◆ **TASK OBJECTIVE**
Reproduce the listing below without changes, except that pictures are left out.

Stored data:
========
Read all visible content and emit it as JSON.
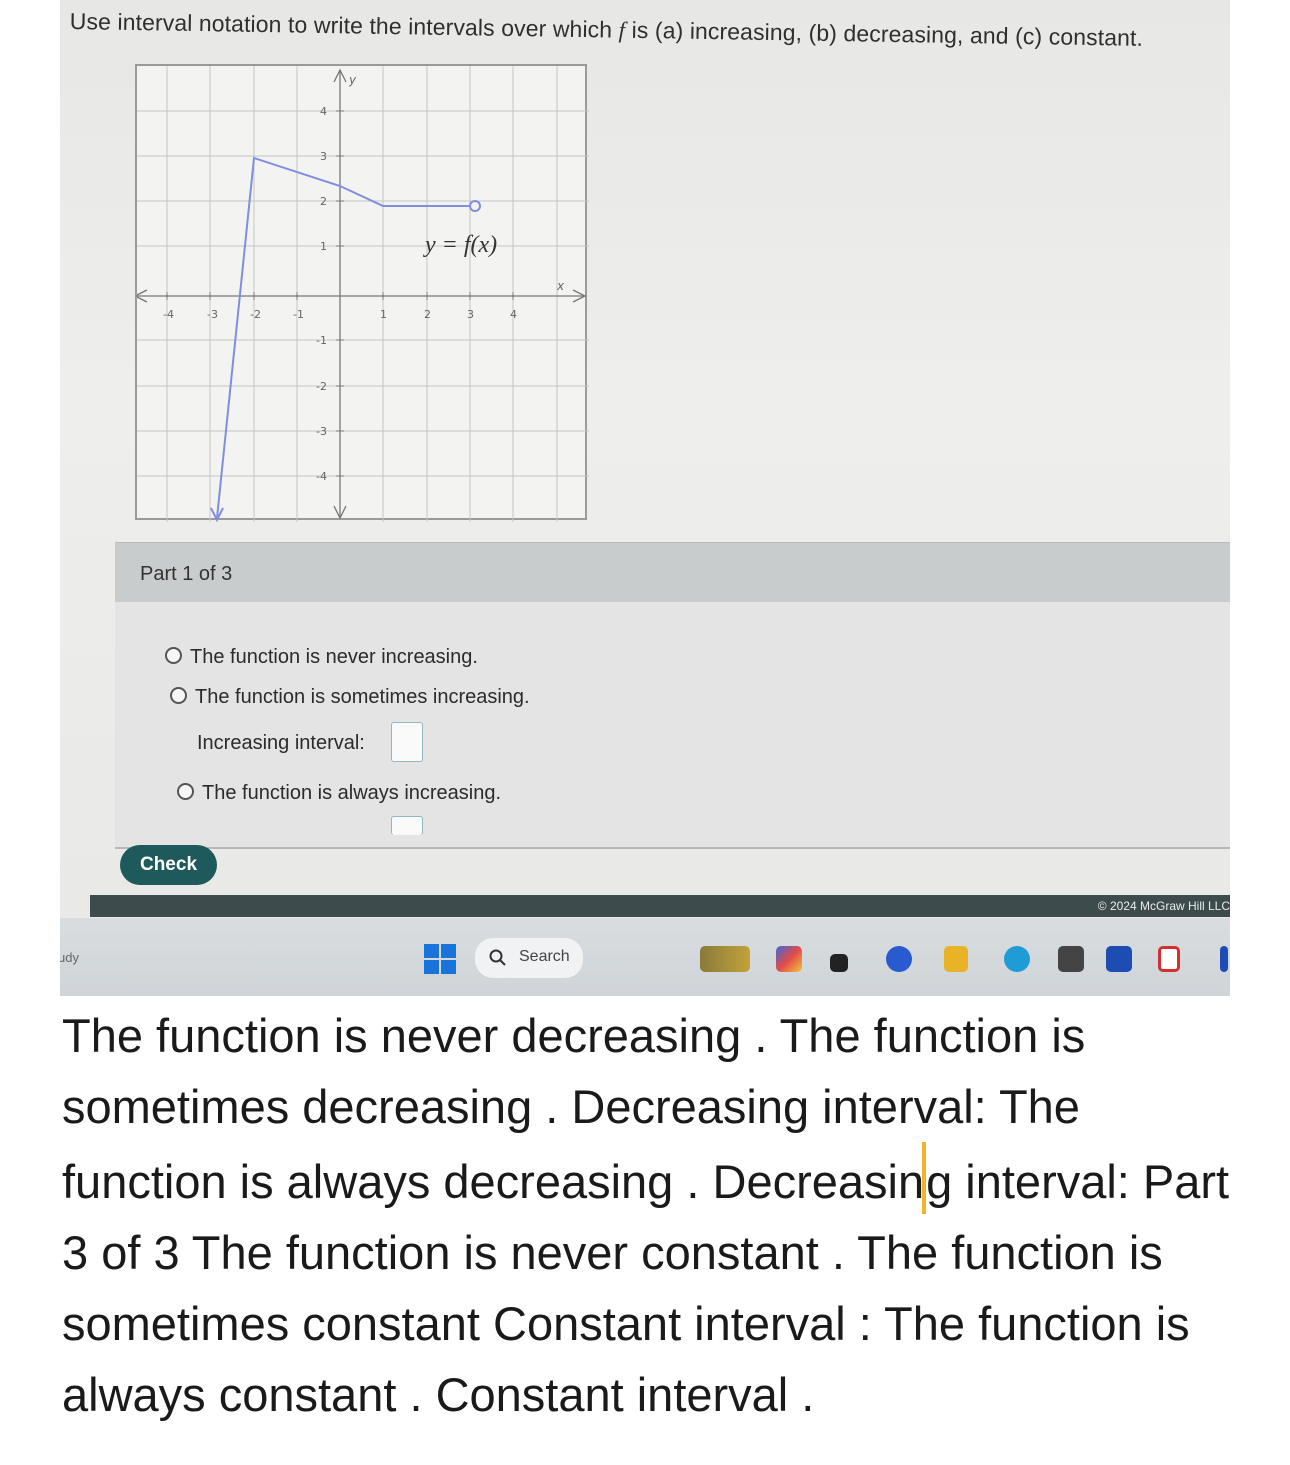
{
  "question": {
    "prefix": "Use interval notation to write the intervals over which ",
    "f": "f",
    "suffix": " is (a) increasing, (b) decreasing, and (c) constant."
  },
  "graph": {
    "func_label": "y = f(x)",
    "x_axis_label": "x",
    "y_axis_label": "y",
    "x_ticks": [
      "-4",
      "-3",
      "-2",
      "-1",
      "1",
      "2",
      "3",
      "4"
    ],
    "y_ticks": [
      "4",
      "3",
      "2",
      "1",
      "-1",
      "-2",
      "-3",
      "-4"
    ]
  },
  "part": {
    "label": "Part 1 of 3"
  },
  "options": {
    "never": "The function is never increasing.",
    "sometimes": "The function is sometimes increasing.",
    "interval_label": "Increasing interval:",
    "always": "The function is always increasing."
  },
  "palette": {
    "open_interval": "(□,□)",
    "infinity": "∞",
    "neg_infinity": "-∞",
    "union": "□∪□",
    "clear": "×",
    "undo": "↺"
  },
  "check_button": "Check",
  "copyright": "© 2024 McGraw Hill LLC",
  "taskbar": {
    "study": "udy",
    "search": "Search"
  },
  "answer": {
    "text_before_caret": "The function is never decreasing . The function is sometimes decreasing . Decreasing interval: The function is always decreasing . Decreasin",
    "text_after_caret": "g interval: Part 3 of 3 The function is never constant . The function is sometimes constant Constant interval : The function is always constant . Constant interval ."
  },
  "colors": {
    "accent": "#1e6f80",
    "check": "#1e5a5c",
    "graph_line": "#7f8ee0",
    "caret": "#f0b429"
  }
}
========
◆ **CORRECT OUTPUT**
Read all visible content and emit it as JSON.
{
  "question": {
    "prefix": "Use interval notation to write the intervals over which ",
    "f": "f",
    "suffix": " is (a) increasing, (b) decreasing, and (c) constant."
  },
  "graph": {
    "func_label": "y = f(x)",
    "x_axis_label": "x",
    "y_axis_label": "y",
    "x_ticks": [
      "-4",
      "-3",
      "-2",
      "-1",
      "1",
      "2",
      "3",
      "4"
    ],
    "y_ticks": [
      "4",
      "3",
      "2",
      "1",
      "-1",
      "-2",
      "-3",
      "-4"
    ]
  },
  "part": {
    "label": "Part 1 of 3"
  },
  "options": {
    "never": "The function is never increasing.",
    "sometimes": "The function is sometimes increasing.",
    "interval_label": "Increasing interval:",
    "always": "The function is always increasing."
  },
  "palette": {
    "open_interval": "(□,□)",
    "infinity": "∞",
    "neg_infinity": "-∞",
    "union": "□∪□",
    "clear": "×",
    "undo": "↺"
  },
  "check_button": "Check",
  "copyright": "© 2024 McGraw Hill LLC",
  "taskbar": {
    "study": "udy",
    "search": "Search"
  },
  "answer": {
    "text_before_caret": "The function is never decreasing . The function is sometimes decreasing . Decreasing interval: The function is always decreasing . Decreasin",
    "text_after_caret": "g interval: Part 3 of 3 The function is never constant . The function is sometimes constant Constant interval : The function is always constant . Constant interval ."
  },
  "colors": {
    "accent": "#1e6f80",
    "check": "#1e5a5c",
    "graph_line": "#7f8ee0",
    "caret": "#f0b429"
  }
}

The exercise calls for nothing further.